● **What the task asks**
Pull each line holding the word "których" from the data.

[Data records]
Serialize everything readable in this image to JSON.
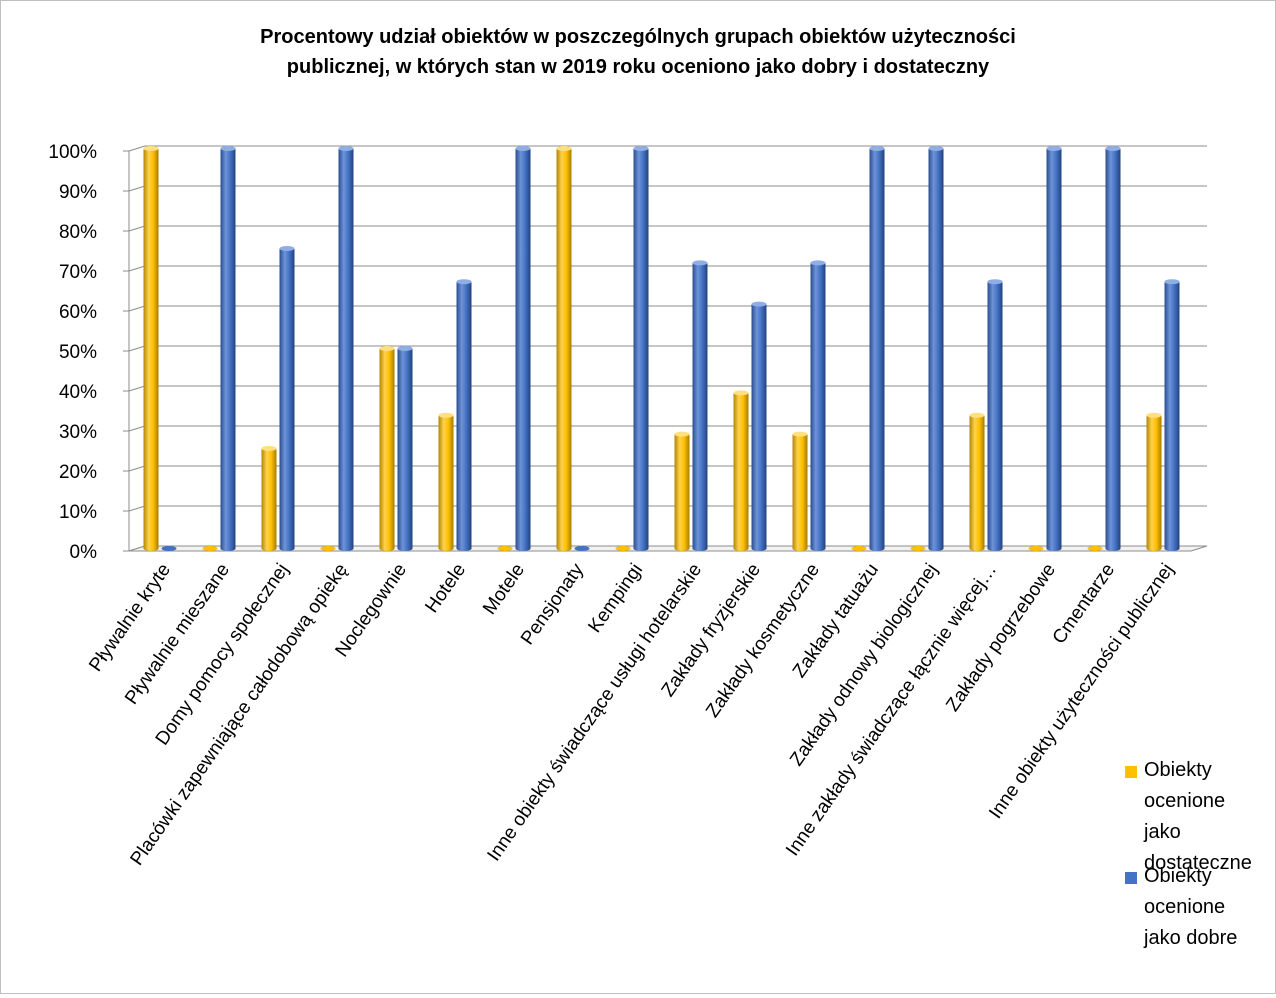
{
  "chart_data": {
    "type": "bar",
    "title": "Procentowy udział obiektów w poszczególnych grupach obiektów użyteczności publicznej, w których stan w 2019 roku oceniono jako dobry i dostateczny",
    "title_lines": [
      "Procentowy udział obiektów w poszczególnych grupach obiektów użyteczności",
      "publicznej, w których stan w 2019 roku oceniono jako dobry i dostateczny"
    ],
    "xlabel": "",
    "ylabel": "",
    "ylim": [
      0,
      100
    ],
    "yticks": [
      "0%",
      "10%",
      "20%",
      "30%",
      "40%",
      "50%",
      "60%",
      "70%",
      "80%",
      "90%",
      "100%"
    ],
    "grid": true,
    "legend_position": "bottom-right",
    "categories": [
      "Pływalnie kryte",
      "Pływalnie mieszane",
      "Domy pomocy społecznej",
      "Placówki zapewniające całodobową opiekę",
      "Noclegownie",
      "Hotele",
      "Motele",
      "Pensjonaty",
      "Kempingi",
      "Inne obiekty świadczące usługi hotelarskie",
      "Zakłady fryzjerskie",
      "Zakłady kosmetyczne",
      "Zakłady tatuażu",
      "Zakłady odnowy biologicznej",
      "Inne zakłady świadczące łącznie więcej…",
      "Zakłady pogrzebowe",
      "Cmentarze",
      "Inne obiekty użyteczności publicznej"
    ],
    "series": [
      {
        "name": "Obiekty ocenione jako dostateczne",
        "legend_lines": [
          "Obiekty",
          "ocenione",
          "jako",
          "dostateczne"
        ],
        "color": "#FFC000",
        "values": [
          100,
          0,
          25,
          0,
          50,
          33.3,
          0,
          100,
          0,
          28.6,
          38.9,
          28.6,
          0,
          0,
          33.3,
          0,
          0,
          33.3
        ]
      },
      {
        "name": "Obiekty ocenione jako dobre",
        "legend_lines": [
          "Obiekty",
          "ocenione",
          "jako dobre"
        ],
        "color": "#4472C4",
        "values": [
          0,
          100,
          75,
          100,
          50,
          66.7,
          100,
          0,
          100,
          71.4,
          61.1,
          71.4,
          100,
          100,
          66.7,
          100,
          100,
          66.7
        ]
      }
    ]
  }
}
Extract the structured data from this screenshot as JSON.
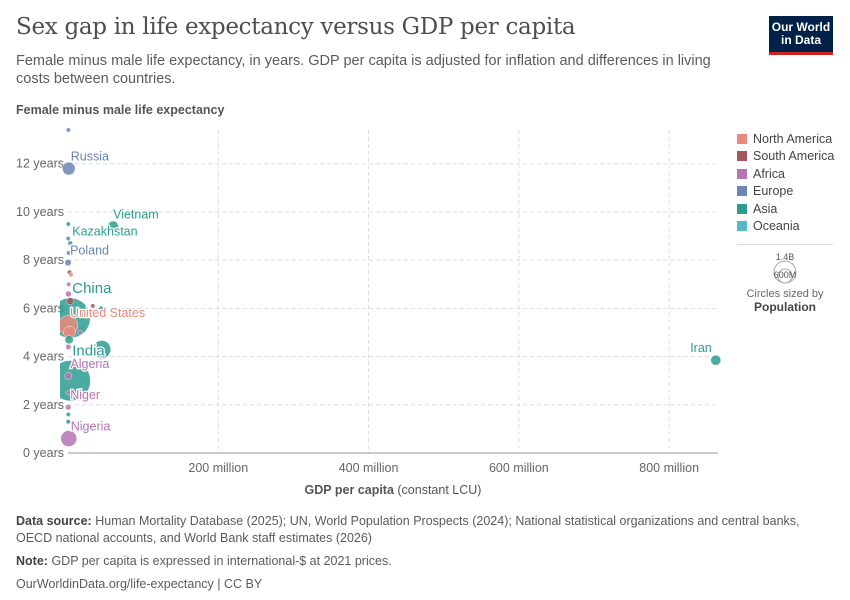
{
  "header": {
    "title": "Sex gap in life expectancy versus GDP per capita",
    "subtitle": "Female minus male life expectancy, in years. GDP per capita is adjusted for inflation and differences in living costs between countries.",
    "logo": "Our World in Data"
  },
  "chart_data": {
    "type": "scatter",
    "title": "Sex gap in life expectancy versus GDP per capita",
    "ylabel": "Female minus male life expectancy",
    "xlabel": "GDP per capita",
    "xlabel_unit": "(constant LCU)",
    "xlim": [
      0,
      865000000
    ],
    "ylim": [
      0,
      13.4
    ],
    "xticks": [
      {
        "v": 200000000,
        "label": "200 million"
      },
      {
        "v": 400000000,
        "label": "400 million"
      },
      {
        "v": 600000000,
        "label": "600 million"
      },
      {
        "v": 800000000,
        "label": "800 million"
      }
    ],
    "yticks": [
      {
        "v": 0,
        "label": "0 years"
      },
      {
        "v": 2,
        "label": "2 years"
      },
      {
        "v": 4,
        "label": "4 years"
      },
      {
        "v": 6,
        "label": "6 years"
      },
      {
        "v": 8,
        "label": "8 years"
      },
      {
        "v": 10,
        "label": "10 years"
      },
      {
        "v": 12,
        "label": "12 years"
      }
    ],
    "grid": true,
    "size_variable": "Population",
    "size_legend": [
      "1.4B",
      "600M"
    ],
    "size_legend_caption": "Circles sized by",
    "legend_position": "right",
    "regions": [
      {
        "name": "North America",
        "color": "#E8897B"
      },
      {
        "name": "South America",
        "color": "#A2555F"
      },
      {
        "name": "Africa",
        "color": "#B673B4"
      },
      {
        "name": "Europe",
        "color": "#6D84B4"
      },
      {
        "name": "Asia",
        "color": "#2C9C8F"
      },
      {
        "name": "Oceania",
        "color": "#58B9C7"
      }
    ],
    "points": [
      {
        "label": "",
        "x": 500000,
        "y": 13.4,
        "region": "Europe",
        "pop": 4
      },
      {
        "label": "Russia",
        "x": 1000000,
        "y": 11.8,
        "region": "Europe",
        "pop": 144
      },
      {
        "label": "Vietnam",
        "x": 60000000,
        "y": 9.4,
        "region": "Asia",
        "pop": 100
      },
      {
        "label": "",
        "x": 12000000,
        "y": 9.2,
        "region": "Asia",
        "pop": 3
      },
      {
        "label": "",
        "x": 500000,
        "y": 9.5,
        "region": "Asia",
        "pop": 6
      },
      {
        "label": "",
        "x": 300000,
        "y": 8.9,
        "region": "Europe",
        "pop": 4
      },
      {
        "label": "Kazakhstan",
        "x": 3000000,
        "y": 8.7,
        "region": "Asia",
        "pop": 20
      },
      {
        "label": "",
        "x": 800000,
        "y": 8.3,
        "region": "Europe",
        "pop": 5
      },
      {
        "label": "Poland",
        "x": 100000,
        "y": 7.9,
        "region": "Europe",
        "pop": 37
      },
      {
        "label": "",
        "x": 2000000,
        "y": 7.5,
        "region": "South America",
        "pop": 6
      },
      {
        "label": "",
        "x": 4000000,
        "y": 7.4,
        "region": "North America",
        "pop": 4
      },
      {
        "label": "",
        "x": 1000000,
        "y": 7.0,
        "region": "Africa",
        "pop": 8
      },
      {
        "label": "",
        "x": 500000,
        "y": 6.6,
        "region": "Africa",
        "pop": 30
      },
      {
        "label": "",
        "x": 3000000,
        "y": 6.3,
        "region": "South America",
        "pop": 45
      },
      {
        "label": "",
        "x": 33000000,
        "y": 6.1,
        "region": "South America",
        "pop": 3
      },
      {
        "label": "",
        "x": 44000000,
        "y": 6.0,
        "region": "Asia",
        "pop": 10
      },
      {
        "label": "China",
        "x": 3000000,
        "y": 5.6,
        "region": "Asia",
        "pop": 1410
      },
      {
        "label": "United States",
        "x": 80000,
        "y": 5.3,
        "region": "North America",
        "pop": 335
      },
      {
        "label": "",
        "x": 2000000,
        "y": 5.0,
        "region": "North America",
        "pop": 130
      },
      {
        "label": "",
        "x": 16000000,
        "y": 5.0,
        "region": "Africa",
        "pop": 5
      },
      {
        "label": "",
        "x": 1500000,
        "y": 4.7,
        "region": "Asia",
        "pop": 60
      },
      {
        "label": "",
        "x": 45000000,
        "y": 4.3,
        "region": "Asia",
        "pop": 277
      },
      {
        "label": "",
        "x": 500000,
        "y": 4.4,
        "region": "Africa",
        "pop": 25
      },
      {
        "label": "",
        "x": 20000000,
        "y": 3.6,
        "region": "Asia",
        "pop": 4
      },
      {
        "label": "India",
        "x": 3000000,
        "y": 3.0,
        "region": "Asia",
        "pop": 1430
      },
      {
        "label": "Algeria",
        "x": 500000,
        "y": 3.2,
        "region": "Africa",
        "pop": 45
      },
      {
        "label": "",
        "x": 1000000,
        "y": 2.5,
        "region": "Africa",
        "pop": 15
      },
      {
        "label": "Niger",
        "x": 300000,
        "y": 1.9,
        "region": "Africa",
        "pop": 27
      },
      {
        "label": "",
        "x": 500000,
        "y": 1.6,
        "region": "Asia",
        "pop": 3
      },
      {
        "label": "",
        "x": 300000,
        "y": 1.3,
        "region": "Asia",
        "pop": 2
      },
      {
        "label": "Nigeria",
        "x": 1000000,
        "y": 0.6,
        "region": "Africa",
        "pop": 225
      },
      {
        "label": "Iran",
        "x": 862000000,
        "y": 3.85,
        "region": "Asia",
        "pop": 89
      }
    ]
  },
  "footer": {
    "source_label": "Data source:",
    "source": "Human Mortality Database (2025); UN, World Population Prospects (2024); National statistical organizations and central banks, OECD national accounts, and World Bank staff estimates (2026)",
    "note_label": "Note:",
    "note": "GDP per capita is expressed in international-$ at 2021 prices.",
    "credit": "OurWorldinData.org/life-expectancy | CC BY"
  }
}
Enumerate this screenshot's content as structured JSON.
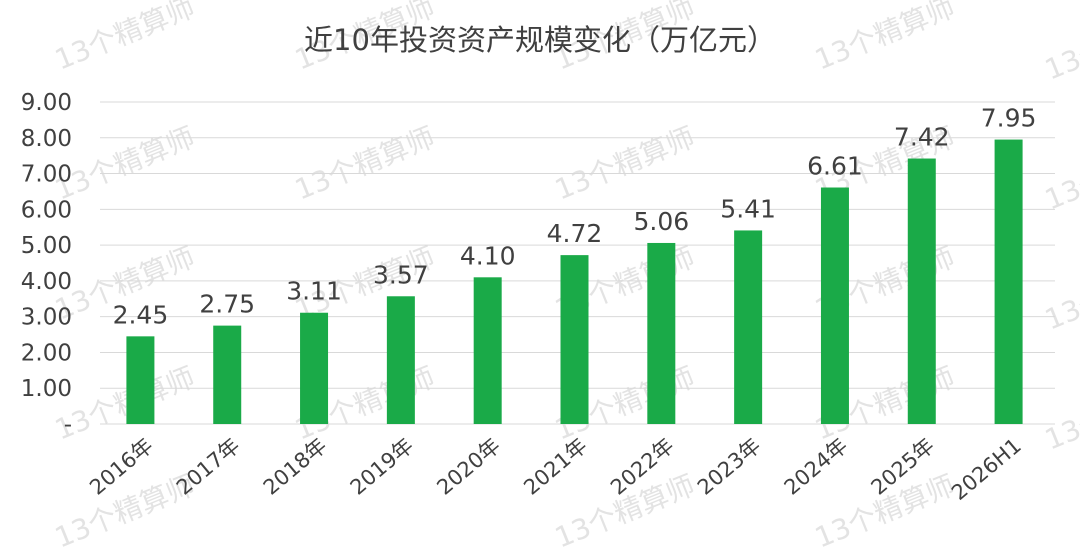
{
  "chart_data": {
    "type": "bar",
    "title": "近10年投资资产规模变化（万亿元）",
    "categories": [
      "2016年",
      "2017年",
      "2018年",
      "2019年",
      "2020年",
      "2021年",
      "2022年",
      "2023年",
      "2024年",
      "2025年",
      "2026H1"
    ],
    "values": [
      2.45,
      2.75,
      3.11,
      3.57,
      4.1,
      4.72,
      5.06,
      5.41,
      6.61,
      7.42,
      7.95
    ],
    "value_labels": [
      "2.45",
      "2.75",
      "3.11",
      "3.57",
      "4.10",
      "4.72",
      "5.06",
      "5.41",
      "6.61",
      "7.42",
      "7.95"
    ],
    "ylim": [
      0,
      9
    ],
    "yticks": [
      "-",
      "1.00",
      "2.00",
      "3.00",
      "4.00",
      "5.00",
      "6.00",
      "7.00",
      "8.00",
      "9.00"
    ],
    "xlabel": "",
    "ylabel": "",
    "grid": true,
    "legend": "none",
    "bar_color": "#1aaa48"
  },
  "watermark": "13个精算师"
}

● **Task result**
    "title": "Procentowy udział obiektów w poszczególnych grupach obiektów użyteczności publicznej, w których stan w 2019 roku oceniono jako dobry i dostateczny",
      "publicznej, w których stan w 2019 roku oceniono jako dobry i dostateczny"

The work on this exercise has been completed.